GIVEN REQUEST
Each line from the line holding "Parse this screenshot: output" through the last line should be written out exactly, with nothing else and no images.

RECORD SET

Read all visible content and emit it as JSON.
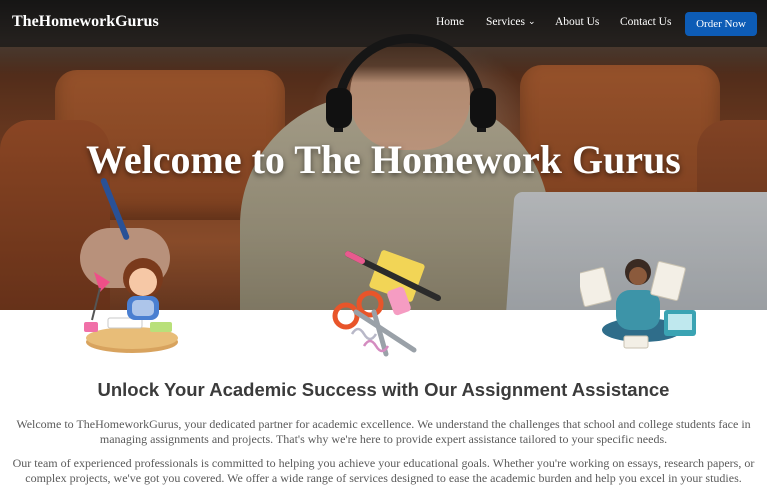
{
  "nav": {
    "logo": "TheHomeworkGurus",
    "links": {
      "home": "Home",
      "services": "Services",
      "about": "About Us",
      "contact": "Contact Us"
    },
    "services_chevron": "chevron-down-icon",
    "cta": "Order Now"
  },
  "hero": {
    "title": "Welcome to The Homework Gurus"
  },
  "content": {
    "heading": "Unlock Your Academic Success with Our Assignment Assistance",
    "paragraph_1": "Welcome to TheHomeworkGurus, your dedicated partner for academic excellence. We understand the challenges that school and college students face in managing assignments and projects. That's why we're here to provide expert assistance tailored to your specific needs.",
    "paragraph_2": "Our team of experienced professionals is committed to helping you achieve your educational goals. Whether you're working on essays, research papers, or complex projects, we've got you covered. We offer a wide range of services designed to ease the academic burden and help you excel in your studies."
  },
  "colors": {
    "nav_bg": "#161616",
    "cta": "#0d5cb6",
    "heading": "#3b3b3b",
    "body_text": "#5a5a5a"
  },
  "icons": [
    "chevron-down-icon",
    "girl-studying-illustration",
    "stationery-illustration",
    "student-reading-illustration"
  ]
}
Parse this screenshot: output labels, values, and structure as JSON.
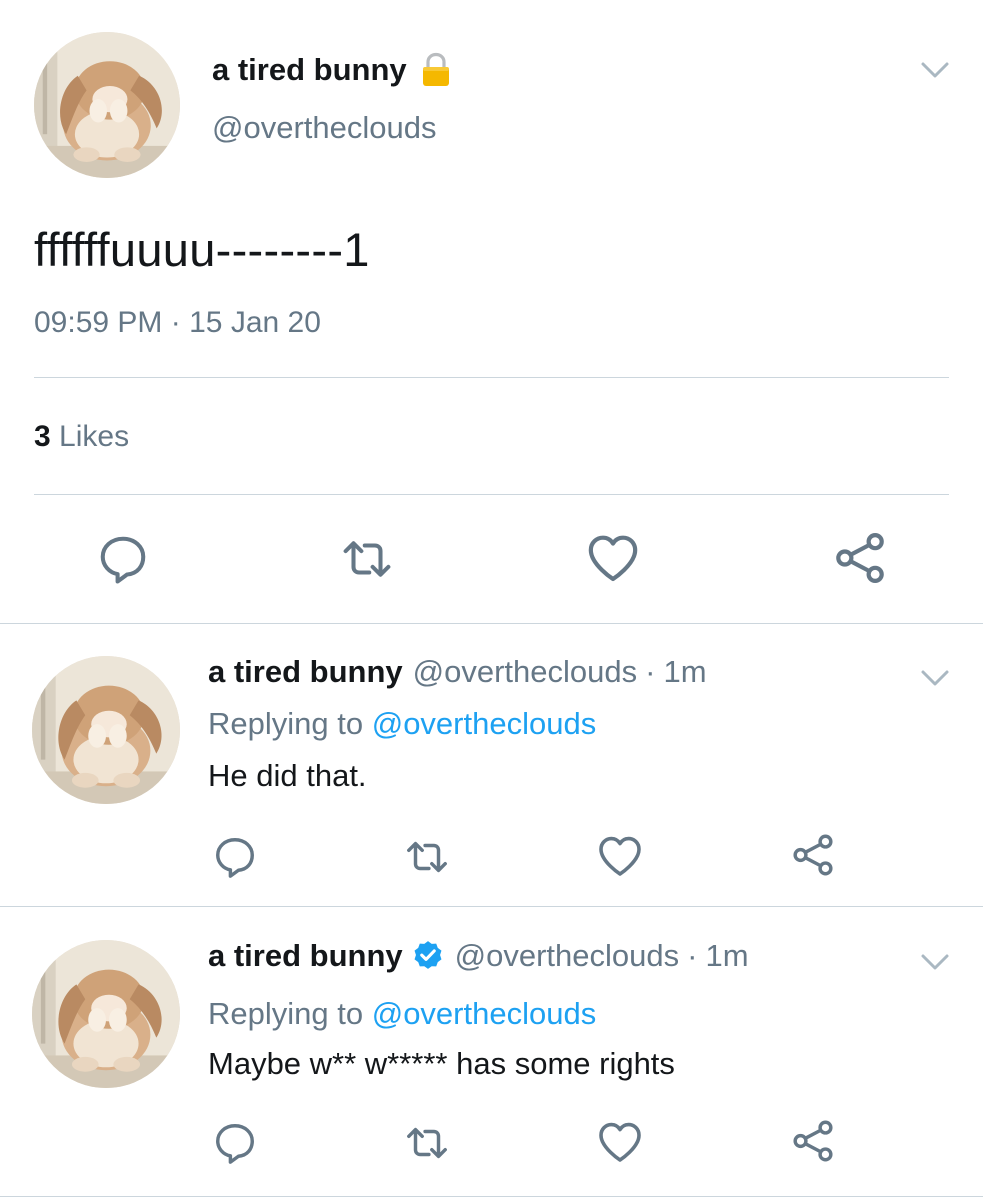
{
  "main_tweet": {
    "author_name": "a tired bunny",
    "author_handle": "@overtheclouds",
    "text": "ffffffuuuu--------1",
    "time": "09:59 PM",
    "date": "15 Jan 20",
    "likes_count": "3",
    "likes_label": "Likes"
  },
  "replies": [
    {
      "author_name": "a tired bunny",
      "author_handle": "@overtheclouds",
      "time": "1m",
      "replying_label": "Replying to",
      "replying_to": "@overtheclouds",
      "text": "He did that.",
      "verified": false
    },
    {
      "author_name": "a tired bunny",
      "author_handle": "@overtheclouds",
      "time": "1m",
      "replying_label": "Replying to",
      "replying_to": "@overtheclouds",
      "text": "Maybe w** w***** has some rights",
      "verified": true
    }
  ],
  "separator": "·",
  "icons": {
    "reply": "reply-icon",
    "retweet": "retweet-icon",
    "like": "heart-icon",
    "share": "share-icon",
    "menu": "chevron-down-icon",
    "lock": "lock-icon",
    "verified": "verified-badge-icon"
  },
  "colors": {
    "text": "#14171a",
    "secondary": "#657786",
    "link": "#1da1f2",
    "divider": "#ccd6dd",
    "icon": "#657786",
    "lock": "#f5b800"
  }
}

CORRECT RESPONSE
Parse this screenshot: output labels, values, and structure as JSON.
{
  "main_tweet": {
    "author_name": "a tired bunny",
    "author_handle": "@overtheclouds",
    "text": "ffffffuuuu--------1",
    "time": "09:59 PM",
    "date": "15 Jan 20",
    "likes_count": "3",
    "likes_label": "Likes"
  },
  "replies": [
    {
      "author_name": "a tired bunny",
      "author_handle": "@overtheclouds",
      "time": "1m",
      "replying_label": "Replying to",
      "replying_to": "@overtheclouds",
      "text": "He did that.",
      "verified": false
    },
    {
      "author_name": "a tired bunny",
      "author_handle": "@overtheclouds",
      "time": "1m",
      "replying_label": "Replying to",
      "replying_to": "@overtheclouds",
      "text": "Maybe w** w***** has some rights",
      "verified": true
    }
  ],
  "separator": "·",
  "icons": {
    "reply": "reply-icon",
    "retweet": "retweet-icon",
    "like": "heart-icon",
    "share": "share-icon",
    "menu": "chevron-down-icon",
    "lock": "lock-icon",
    "verified": "verified-badge-icon"
  },
  "colors": {
    "text": "#14171a",
    "secondary": "#657786",
    "link": "#1da1f2",
    "divider": "#ccd6dd",
    "icon": "#657786",
    "lock": "#f5b800"
  }
}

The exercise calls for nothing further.